Set problem:
Go through the listing and copy each line with the string "active".

Supplied data:
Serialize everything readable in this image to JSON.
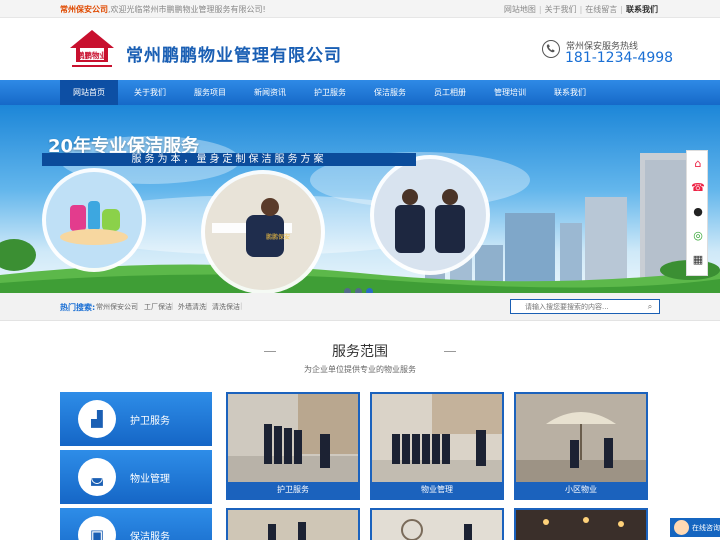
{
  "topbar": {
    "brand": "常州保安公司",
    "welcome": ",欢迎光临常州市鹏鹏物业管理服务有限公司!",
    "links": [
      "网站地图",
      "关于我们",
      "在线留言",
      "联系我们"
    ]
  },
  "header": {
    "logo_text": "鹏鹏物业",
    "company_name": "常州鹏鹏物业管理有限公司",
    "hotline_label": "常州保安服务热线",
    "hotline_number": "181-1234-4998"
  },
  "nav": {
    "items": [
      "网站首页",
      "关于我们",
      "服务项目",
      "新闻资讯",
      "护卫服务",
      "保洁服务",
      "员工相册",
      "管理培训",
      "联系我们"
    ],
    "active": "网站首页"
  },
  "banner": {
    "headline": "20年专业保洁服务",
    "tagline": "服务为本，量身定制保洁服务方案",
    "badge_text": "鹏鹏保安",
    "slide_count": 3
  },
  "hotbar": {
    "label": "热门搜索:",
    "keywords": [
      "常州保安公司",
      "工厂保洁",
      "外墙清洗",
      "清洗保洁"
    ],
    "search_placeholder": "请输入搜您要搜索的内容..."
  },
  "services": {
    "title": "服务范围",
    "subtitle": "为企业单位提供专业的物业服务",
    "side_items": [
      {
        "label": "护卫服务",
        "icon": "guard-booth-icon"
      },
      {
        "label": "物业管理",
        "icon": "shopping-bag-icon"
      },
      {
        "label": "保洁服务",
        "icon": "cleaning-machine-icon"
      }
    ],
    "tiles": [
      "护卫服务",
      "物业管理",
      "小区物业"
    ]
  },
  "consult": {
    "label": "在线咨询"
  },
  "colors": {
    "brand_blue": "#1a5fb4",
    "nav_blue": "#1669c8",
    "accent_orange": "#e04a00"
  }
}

...

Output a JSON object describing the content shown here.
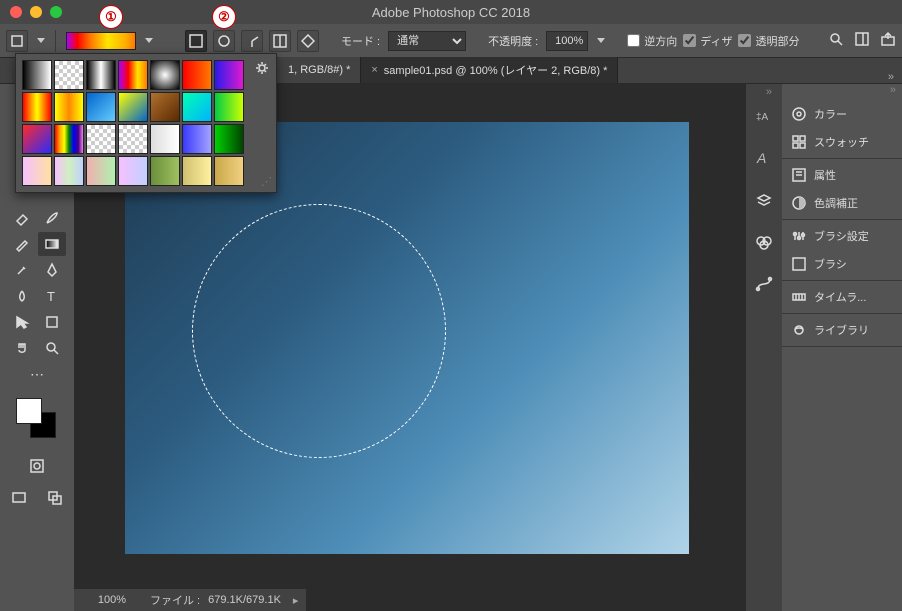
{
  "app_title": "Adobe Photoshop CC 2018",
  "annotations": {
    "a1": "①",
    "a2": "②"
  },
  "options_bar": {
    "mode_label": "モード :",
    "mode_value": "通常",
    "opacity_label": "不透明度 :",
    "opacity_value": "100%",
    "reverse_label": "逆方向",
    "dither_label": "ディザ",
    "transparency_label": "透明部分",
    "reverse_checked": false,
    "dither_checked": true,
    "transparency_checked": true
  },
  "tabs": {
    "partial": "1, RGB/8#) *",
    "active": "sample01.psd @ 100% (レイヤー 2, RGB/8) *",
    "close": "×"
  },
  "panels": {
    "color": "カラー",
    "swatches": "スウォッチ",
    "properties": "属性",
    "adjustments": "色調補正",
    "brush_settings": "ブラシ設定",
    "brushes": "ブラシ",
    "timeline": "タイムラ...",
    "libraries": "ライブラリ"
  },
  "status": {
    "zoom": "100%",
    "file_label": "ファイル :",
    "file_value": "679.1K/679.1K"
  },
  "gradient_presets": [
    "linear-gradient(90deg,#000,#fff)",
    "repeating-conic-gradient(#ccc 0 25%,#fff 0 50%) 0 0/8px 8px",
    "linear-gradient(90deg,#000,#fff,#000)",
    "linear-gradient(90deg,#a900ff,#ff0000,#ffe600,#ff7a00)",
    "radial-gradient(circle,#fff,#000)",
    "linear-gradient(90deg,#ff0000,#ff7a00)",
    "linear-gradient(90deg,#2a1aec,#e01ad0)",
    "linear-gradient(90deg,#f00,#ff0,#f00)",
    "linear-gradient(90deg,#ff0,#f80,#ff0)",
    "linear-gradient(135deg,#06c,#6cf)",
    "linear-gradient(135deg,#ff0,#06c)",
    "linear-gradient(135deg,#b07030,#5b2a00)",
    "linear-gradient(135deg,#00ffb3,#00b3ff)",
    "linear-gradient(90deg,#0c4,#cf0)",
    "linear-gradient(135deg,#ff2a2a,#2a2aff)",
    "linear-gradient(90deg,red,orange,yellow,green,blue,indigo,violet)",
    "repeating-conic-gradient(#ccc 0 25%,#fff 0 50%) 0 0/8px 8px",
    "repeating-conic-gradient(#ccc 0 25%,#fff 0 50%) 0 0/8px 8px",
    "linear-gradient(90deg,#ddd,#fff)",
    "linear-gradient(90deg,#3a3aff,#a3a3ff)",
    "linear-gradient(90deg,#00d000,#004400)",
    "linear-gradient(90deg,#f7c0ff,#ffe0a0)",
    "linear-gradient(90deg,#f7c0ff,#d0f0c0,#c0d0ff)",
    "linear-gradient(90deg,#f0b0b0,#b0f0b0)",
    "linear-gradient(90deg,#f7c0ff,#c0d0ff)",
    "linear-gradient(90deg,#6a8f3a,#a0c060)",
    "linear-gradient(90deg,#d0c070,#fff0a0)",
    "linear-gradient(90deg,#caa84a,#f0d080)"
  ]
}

Reply to the task:
    "active": "网站首页"
    "active": "sample01.psd @ 100% (レイヤー 2, RGB/8) *",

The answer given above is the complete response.